#### DIRECTIVE
Copy each line of the entries that contains the word "negative".

#### EXTRACTED RECORDS
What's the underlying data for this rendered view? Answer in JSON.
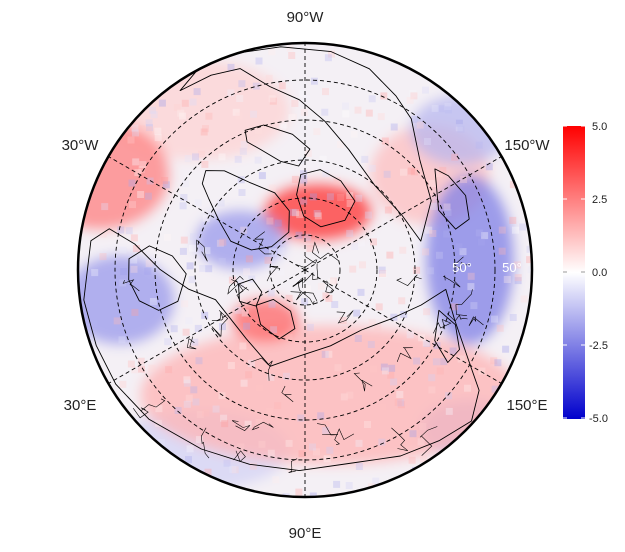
{
  "map": {
    "projection": "north-polar-stereographic",
    "longitude_labels": [
      "90°W",
      "30°W",
      "150°W",
      "30°E",
      "150°E",
      "90°E"
    ],
    "latitude_labels": [
      "50°",
      "50°"
    ],
    "graticule": "dashed"
  },
  "colorbar": {
    "ticks": [
      "5.0",
      "2.5",
      "0.0",
      "-2.5",
      "-5.0"
    ],
    "min": -5.0,
    "max": 5.0,
    "colors": {
      "high": "#ff0000",
      "mid": "#ffffff",
      "low": "#0000cc"
    }
  },
  "field_features": [
    {
      "desc": "strong positive over Canadian Arctic archipelago",
      "value": 4.0
    },
    {
      "desc": "positive over North Atlantic",
      "value": 2.5
    },
    {
      "desc": "positive over Siberia / Eurasia",
      "value": 1.5
    },
    {
      "desc": "negative over North Pacific",
      "value": -2.5
    },
    {
      "desc": "negative over Greenland interior",
      "value": -2.0
    },
    {
      "desc": "negative over Europe",
      "value": -2.0
    },
    {
      "desc": "positive over Barents / Kara Sea",
      "value": 3.0
    }
  ]
}
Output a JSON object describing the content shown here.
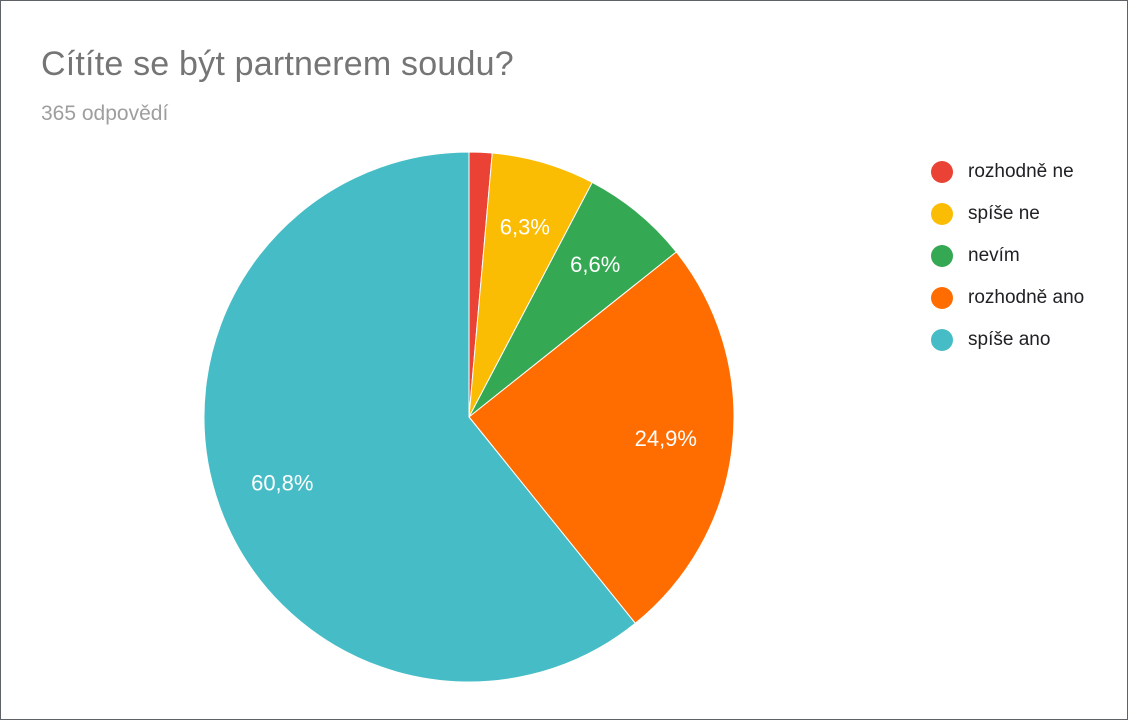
{
  "chart_data": {
    "type": "pie",
    "title": "Cítíte se být partnerem soudu?",
    "subtitle": "365 odpovědí",
    "legend_position": "right",
    "slices": [
      {
        "name": "rozhodně ne",
        "value": 1.4,
        "label": "",
        "color": "#EA4335"
      },
      {
        "name": "spíše ne",
        "value": 6.3,
        "label": "6,3%",
        "color": "#FBBC04"
      },
      {
        "name": "nevím",
        "value": 6.6,
        "label": "6,6%",
        "color": "#34A853"
      },
      {
        "name": "rozhodně ano",
        "value": 24.9,
        "label": "24,9%",
        "color": "#FF6D01"
      },
      {
        "name": "spíše ano",
        "value": 60.8,
        "label": "60,8%",
        "color": "#46BDC6"
      }
    ]
  }
}
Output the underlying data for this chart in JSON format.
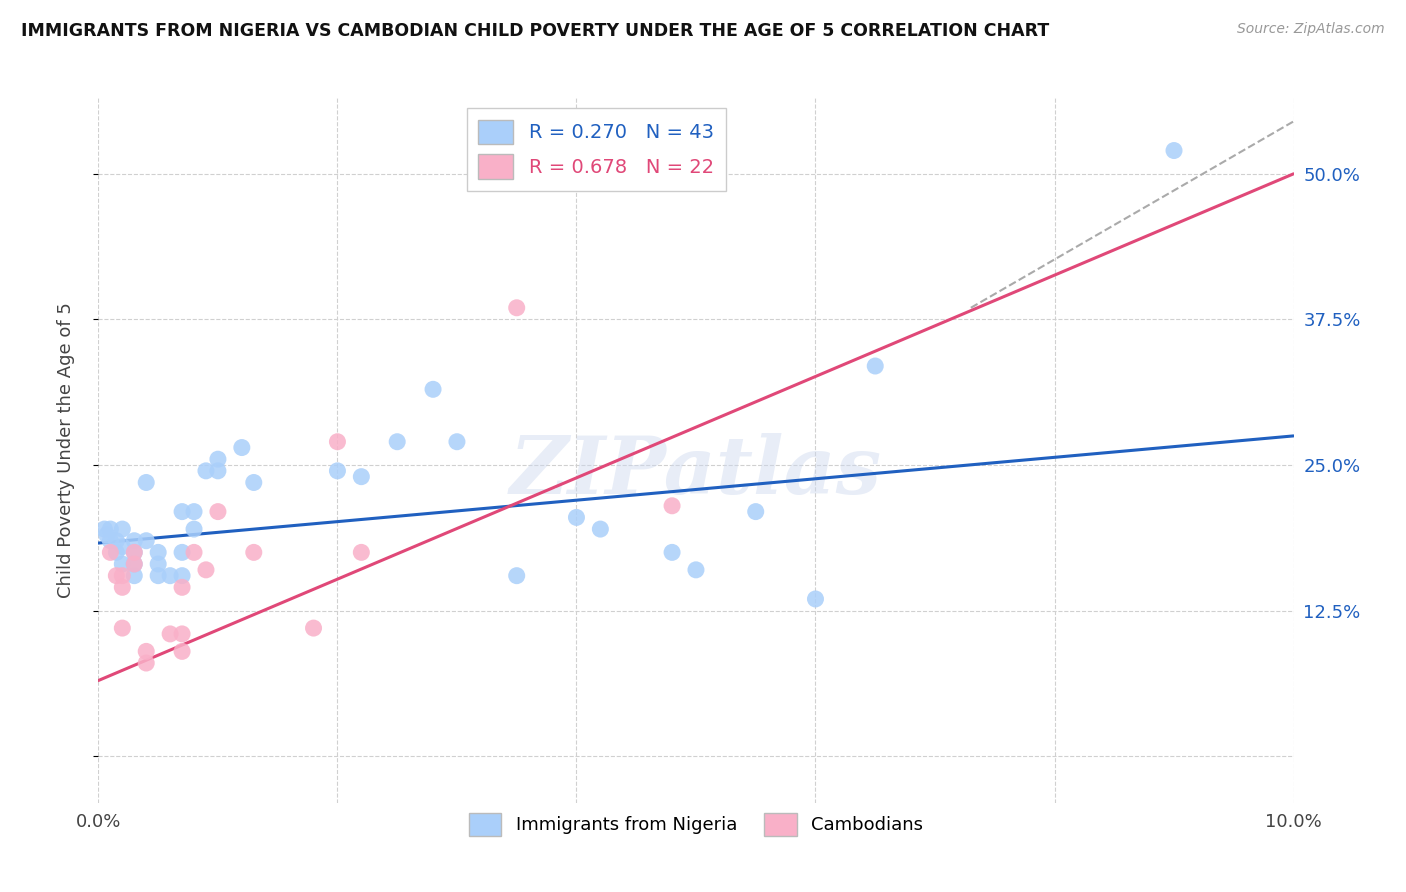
{
  "title": "IMMIGRANTS FROM NIGERIA VS CAMBODIAN CHILD POVERTY UNDER THE AGE OF 5 CORRELATION CHART",
  "source": "Source: ZipAtlas.com",
  "ylabel": "Child Poverty Under the Age of 5",
  "ytick_vals": [
    0.0,
    0.125,
    0.25,
    0.375,
    0.5
  ],
  "ytick_labels": [
    "",
    "12.5%",
    "25.0%",
    "37.5%",
    "50.0%"
  ],
  "xmin": 0.0,
  "xmax": 0.1,
  "ymin": -0.04,
  "ymax": 0.565,
  "nigeria_R": "0.270",
  "nigeria_N": "43",
  "cambodian_R": "0.678",
  "cambodian_N": "22",
  "nigeria_color": "#aacffa",
  "cambodian_color": "#f9b0c8",
  "nigeria_line_color": "#2060c0",
  "cambodian_line_color": "#e04878",
  "background_color": "#ffffff",
  "grid_color": "#d0d0d0",
  "watermark_text": "ZIPatlas",
  "legend1_label": "Immigrants from Nigeria",
  "legend2_label": "Cambodians",
  "nigeria_x": [
    0.0005,
    0.0007,
    0.001,
    0.001,
    0.0015,
    0.0015,
    0.002,
    0.002,
    0.002,
    0.003,
    0.003,
    0.003,
    0.003,
    0.004,
    0.004,
    0.005,
    0.005,
    0.005,
    0.006,
    0.007,
    0.007,
    0.007,
    0.008,
    0.008,
    0.009,
    0.01,
    0.01,
    0.012,
    0.013,
    0.02,
    0.022,
    0.025,
    0.028,
    0.03,
    0.035,
    0.04,
    0.042,
    0.048,
    0.05,
    0.055,
    0.06,
    0.065,
    0.09
  ],
  "nigeria_y": [
    0.195,
    0.19,
    0.195,
    0.185,
    0.185,
    0.175,
    0.195,
    0.18,
    0.165,
    0.185,
    0.175,
    0.165,
    0.155,
    0.235,
    0.185,
    0.175,
    0.165,
    0.155,
    0.155,
    0.21,
    0.175,
    0.155,
    0.21,
    0.195,
    0.245,
    0.255,
    0.245,
    0.265,
    0.235,
    0.245,
    0.24,
    0.27,
    0.315,
    0.27,
    0.155,
    0.205,
    0.195,
    0.175,
    0.16,
    0.21,
    0.135,
    0.335,
    0.52
  ],
  "cambodian_x": [
    0.001,
    0.0015,
    0.002,
    0.002,
    0.002,
    0.003,
    0.003,
    0.004,
    0.004,
    0.006,
    0.007,
    0.007,
    0.007,
    0.008,
    0.009,
    0.01,
    0.013,
    0.018,
    0.02,
    0.022,
    0.035,
    0.048
  ],
  "cambodian_y": [
    0.175,
    0.155,
    0.155,
    0.145,
    0.11,
    0.175,
    0.165,
    0.09,
    0.08,
    0.105,
    0.09,
    0.105,
    0.145,
    0.175,
    0.16,
    0.21,
    0.175,
    0.11,
    0.27,
    0.175,
    0.385,
    0.215
  ],
  "nigeria_trendline_x": [
    0.0,
    0.1
  ],
  "nigeria_trendline_y": [
    0.183,
    0.275
  ],
  "cambodian_trendline_x": [
    0.0,
    0.1
  ],
  "cambodian_trendline_y": [
    0.065,
    0.5
  ],
  "dash_line_x": [
    0.073,
    0.1
  ],
  "dash_line_y": [
    0.385,
    0.545
  ]
}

#### RESULT FOR THIS EXERCISE
      "desc": "negative over North Pacific",
      "desc": "negative over Greenland interior",
      "desc": "negative over Europe",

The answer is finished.